WHAT YOU NEED TO DO: Scan the records for the word "desc". Copy each line that includes it.

╭─ SUPPLIED DATA

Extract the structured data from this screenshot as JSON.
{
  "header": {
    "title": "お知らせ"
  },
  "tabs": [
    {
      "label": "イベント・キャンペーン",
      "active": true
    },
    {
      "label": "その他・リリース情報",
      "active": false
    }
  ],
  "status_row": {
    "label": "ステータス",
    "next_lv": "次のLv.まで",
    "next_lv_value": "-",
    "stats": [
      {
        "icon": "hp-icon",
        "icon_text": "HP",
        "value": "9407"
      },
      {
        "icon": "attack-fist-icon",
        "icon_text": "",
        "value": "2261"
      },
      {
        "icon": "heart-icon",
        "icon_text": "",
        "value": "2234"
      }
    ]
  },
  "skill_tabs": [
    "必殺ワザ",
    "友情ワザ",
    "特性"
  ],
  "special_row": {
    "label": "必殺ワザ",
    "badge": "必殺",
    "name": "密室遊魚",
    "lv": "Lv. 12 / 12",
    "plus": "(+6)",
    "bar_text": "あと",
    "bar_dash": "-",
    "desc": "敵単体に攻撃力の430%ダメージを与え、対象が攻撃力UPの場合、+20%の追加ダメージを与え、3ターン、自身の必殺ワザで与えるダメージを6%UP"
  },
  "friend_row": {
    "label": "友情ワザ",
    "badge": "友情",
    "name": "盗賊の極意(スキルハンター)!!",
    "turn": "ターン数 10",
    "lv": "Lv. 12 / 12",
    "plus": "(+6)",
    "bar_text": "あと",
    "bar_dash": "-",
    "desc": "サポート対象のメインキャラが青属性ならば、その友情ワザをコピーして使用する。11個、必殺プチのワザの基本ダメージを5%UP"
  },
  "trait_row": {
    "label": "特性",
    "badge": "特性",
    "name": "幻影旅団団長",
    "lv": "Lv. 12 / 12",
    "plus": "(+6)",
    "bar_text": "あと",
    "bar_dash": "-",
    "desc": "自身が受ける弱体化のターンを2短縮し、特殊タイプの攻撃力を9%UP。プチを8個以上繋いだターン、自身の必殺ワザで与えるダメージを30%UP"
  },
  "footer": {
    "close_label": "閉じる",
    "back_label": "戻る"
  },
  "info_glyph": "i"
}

╰─

REPLY:
    "desc": "敵単体に攻撃力の430%ダメージを与え、対象が攻撃力UPの場合、+20%の追加ダメージを与え、3ターン、自身の必殺ワザで与えるダメージを6%UP"
    "desc": "サポート対象のメインキャラが青属性ならば、その友情ワザをコピーして使用する。11個、必殺プチのワザの基本ダメージを5%UP"
    "desc": "自身が受ける弱体化のターンを2短縮し、特殊タイプの攻撃力を9%UP。プチを8個以上繋いだターン、自身の必殺ワザで与えるダメージを30%UP"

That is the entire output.